■ What to work on ■
Scan the material that follows. Copy every line containing the word "JSON".

■ Listed entries ■
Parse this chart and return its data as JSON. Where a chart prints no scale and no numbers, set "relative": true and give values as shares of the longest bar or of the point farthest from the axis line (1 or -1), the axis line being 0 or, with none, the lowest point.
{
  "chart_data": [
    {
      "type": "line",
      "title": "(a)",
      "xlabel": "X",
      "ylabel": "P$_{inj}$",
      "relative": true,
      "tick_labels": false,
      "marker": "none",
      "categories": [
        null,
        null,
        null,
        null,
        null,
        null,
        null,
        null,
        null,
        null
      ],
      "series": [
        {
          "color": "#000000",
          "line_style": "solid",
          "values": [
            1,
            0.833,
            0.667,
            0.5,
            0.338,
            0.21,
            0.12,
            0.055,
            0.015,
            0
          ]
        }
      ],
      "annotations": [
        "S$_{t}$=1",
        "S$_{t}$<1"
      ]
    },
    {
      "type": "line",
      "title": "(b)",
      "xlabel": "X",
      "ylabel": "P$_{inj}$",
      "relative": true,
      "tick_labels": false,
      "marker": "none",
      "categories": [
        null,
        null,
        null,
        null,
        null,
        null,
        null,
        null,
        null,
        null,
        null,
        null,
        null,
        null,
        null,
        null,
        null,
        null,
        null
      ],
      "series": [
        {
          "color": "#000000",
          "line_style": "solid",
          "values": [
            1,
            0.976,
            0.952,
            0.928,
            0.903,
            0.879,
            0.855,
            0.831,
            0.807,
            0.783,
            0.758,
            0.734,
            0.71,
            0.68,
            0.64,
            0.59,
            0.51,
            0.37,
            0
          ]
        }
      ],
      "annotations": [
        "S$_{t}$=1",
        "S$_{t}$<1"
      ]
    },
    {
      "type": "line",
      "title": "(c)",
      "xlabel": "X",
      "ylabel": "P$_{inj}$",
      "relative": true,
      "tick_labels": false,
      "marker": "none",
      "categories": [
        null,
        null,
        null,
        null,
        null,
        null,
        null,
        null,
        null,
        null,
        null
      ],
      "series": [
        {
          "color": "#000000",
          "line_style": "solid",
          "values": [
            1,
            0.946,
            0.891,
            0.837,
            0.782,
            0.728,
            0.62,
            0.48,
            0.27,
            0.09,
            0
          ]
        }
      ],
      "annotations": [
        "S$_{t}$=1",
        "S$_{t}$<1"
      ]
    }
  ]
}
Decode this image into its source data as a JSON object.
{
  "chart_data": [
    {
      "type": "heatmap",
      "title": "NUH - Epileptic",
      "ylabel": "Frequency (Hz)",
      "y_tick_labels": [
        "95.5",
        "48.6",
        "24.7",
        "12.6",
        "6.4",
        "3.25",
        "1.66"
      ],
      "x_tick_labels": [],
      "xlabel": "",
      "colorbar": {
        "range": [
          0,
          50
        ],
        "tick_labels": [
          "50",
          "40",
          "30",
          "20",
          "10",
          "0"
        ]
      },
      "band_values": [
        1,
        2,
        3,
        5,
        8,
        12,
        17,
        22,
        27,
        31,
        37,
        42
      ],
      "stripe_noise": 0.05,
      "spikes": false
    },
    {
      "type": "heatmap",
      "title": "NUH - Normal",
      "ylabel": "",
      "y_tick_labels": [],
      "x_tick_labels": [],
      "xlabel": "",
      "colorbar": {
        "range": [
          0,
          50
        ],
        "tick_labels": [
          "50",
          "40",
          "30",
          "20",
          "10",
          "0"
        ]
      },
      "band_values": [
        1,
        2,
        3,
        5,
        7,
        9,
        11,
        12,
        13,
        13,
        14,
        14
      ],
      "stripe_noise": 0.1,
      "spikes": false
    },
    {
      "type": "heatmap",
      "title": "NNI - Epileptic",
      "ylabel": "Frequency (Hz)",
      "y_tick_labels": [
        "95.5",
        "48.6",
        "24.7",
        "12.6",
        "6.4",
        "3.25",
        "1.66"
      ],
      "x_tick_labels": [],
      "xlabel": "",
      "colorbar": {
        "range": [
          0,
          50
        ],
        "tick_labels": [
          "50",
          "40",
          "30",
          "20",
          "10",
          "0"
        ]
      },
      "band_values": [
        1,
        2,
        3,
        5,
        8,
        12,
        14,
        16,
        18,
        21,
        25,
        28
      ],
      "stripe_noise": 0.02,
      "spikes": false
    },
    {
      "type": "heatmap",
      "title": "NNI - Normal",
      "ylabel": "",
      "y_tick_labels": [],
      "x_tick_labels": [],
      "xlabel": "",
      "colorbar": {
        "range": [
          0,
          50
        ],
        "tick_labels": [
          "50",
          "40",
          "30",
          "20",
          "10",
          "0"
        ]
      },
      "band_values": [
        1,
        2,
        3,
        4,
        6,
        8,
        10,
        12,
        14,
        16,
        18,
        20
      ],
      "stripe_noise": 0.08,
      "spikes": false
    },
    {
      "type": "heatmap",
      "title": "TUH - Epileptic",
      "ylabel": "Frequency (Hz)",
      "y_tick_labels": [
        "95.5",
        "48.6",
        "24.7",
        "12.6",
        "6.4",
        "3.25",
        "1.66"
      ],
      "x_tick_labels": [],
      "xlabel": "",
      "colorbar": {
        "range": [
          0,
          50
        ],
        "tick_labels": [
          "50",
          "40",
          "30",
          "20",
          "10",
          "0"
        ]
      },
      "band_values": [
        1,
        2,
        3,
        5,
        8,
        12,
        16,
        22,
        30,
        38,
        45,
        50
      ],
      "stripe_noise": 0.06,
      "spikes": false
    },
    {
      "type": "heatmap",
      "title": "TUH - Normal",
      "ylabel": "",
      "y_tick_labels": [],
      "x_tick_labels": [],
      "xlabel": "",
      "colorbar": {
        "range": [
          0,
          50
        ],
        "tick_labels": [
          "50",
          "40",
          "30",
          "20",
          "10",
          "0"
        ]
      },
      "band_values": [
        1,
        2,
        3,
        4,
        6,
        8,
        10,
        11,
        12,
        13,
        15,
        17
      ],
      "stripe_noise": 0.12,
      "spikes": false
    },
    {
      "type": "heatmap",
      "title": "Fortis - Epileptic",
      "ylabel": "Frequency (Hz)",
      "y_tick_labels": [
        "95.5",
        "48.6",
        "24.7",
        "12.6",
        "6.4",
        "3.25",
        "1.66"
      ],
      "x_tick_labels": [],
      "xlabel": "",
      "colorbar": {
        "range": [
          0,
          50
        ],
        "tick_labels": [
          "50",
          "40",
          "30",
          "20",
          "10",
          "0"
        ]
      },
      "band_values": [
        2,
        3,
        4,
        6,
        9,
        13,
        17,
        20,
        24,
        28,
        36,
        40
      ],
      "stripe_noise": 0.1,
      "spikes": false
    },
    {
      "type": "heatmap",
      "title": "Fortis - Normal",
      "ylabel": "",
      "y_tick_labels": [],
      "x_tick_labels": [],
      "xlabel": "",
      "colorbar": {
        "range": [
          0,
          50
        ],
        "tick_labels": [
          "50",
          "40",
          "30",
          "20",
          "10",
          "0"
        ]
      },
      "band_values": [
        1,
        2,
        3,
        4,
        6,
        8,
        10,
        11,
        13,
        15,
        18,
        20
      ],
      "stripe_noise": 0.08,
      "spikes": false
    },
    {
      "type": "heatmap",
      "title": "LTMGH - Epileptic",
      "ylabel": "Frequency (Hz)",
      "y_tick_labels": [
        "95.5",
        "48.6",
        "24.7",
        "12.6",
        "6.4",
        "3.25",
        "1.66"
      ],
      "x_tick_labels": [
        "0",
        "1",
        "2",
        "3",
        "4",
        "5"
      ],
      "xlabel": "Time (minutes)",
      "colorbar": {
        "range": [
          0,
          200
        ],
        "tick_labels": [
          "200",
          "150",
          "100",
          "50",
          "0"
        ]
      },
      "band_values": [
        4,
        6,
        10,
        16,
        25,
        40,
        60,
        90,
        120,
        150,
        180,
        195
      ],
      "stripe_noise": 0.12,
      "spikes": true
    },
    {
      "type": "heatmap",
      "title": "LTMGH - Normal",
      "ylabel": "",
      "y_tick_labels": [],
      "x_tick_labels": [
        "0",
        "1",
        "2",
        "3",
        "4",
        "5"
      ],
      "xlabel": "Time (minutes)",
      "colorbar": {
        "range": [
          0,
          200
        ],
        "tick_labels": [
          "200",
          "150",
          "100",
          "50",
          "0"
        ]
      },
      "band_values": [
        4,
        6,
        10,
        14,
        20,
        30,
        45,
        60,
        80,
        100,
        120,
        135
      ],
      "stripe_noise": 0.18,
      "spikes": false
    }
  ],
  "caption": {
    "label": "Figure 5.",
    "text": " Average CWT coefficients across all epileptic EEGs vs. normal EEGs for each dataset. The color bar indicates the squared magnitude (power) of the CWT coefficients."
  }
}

■ Complete response ■
Parse this chart and return its data as JSON. Where a chart prints no scale and no numbers, set "relative": true and give values as shares of the longest bar or of the point farthest from the axis line (1 or -1), the axis line being 0 or, with none, the lowest point.
Decode this image into its source data as a JSON object.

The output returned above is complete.